- _Records excerpted from a collection_:
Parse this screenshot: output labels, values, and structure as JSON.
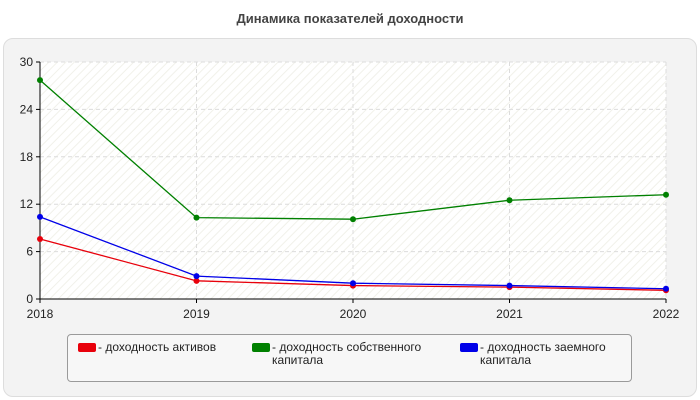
{
  "chart_data": {
    "type": "line",
    "title": "Динамика показателей доходности",
    "xlabel": "",
    "ylabel": "",
    "x": [
      "2018",
      "2019",
      "2020",
      "2021",
      "2022"
    ],
    "ylim": [
      0,
      30
    ],
    "yticks": [
      "0",
      "6",
      "12",
      "18",
      "24",
      "30"
    ],
    "grid": true,
    "legend_position": "bottom",
    "series": [
      {
        "name": "- доходность активов",
        "color": "#e8000b",
        "values": [
          7.6,
          2.3,
          1.7,
          1.5,
          1.1
        ]
      },
      {
        "name": "- доходность собственного капитала",
        "color": "#008000",
        "values": [
          27.7,
          10.3,
          10.1,
          12.5,
          13.2
        ]
      },
      {
        "name": "- доходность заемного капитала",
        "color": "#0000e8",
        "values": [
          10.4,
          2.9,
          2.0,
          1.7,
          1.3
        ]
      }
    ]
  }
}
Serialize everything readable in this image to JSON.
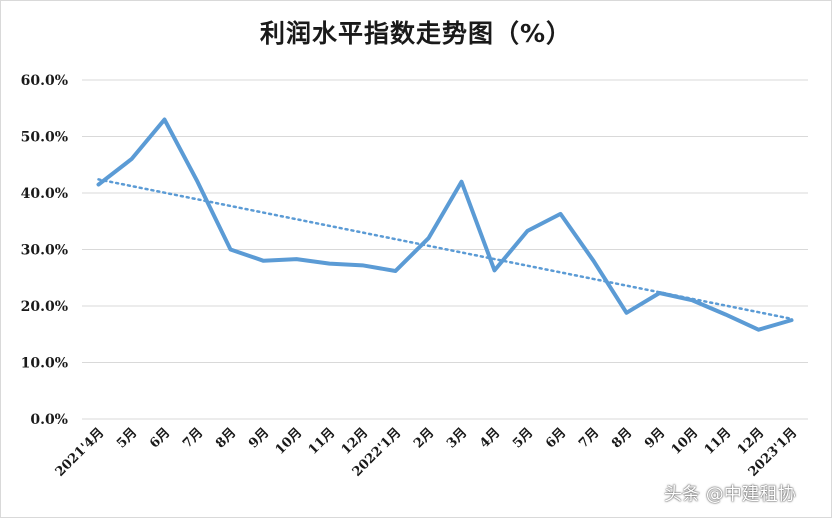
{
  "chart_data": {
    "type": "line",
    "title": "利润水平指数走势图（%）",
    "categories": [
      "2021'4月",
      "5月",
      "6月",
      "7月",
      "8月",
      "9月",
      "10月",
      "11月",
      "12月",
      "2022'1月",
      "2月",
      "3月",
      "4月",
      "5月",
      "6月",
      "7月",
      "8月",
      "9月",
      "10月",
      "11月",
      "12月",
      "2023'1月"
    ],
    "series": [
      {
        "values": [
          41.5,
          46.0,
          53.0,
          42.0,
          30.0,
          28.0,
          28.3,
          27.5,
          27.2,
          26.2,
          32.0,
          42.0,
          26.3,
          33.3,
          36.3,
          28.0,
          18.8,
          22.3,
          21.0,
          18.5,
          15.8,
          17.5
        ],
        "color": "#5b9bd5"
      }
    ],
    "trendline": {
      "type": "linear",
      "style": "dotted",
      "color": "#5b9bd5"
    },
    "yticks": [
      "0.0%",
      "10.0%",
      "20.0%",
      "30.0%",
      "40.0%",
      "50.0%",
      "60.0%"
    ],
    "ylim": [
      0,
      60
    ],
    "grid": true,
    "legend": "none"
  },
  "watermark": "头条 @中建租协"
}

- _CHALLENGE_: The records above need to be given again exactly. Omit the pictures.

- _THE COMPLETED TASK_:
Parse this screenshot: output labels, values, and structure as JSON.
{
  "chart_data": {
    "type": "line",
    "title": "Динамика показателей доходности",
    "xlabel": "",
    "ylabel": "",
    "x": [
      "2018",
      "2019",
      "2020",
      "2021",
      "2022"
    ],
    "ylim": [
      0,
      30
    ],
    "yticks": [
      "0",
      "6",
      "12",
      "18",
      "24",
      "30"
    ],
    "grid": true,
    "legend_position": "bottom",
    "series": [
      {
        "name": "- доходность активов",
        "color": "#e8000b",
        "values": [
          7.6,
          2.3,
          1.7,
          1.5,
          1.1
        ]
      },
      {
        "name": "- доходность собственного капитала",
        "color": "#008000",
        "values": [
          27.7,
          10.3,
          10.1,
          12.5,
          13.2
        ]
      },
      {
        "name": "- доходность заемного капитала",
        "color": "#0000e8",
        "values": [
          10.4,
          2.9,
          2.0,
          1.7,
          1.3
        ]
      }
    ]
  }
}
Serialize everything readable in this image to JSON.
{
  "chart_data": {
    "type": "line",
    "title": "利润水平指数走势图（%）",
    "categories": [
      "2021'4月",
      "5月",
      "6月",
      "7月",
      "8月",
      "9月",
      "10月",
      "11月",
      "12月",
      "2022'1月",
      "2月",
      "3月",
      "4月",
      "5月",
      "6月",
      "7月",
      "8月",
      "9月",
      "10月",
      "11月",
      "12月",
      "2023'1月"
    ],
    "series": [
      {
        "values": [
          41.5,
          46.0,
          53.0,
          42.0,
          30.0,
          28.0,
          28.3,
          27.5,
          27.2,
          26.2,
          32.0,
          42.0,
          26.3,
          33.3,
          36.3,
          28.0,
          18.8,
          22.3,
          21.0,
          18.5,
          15.8,
          17.5
        ],
        "color": "#5b9bd5"
      }
    ],
    "trendline": {
      "type": "linear",
      "style": "dotted",
      "color": "#5b9bd5"
    },
    "yticks": [
      "0.0%",
      "10.0%",
      "20.0%",
      "30.0%",
      "40.0%",
      "50.0%",
      "60.0%"
    ],
    "ylim": [
      0,
      60
    ],
    "grid": true,
    "legend": "none"
  },
  "watermark": "头条 @中建租协"
}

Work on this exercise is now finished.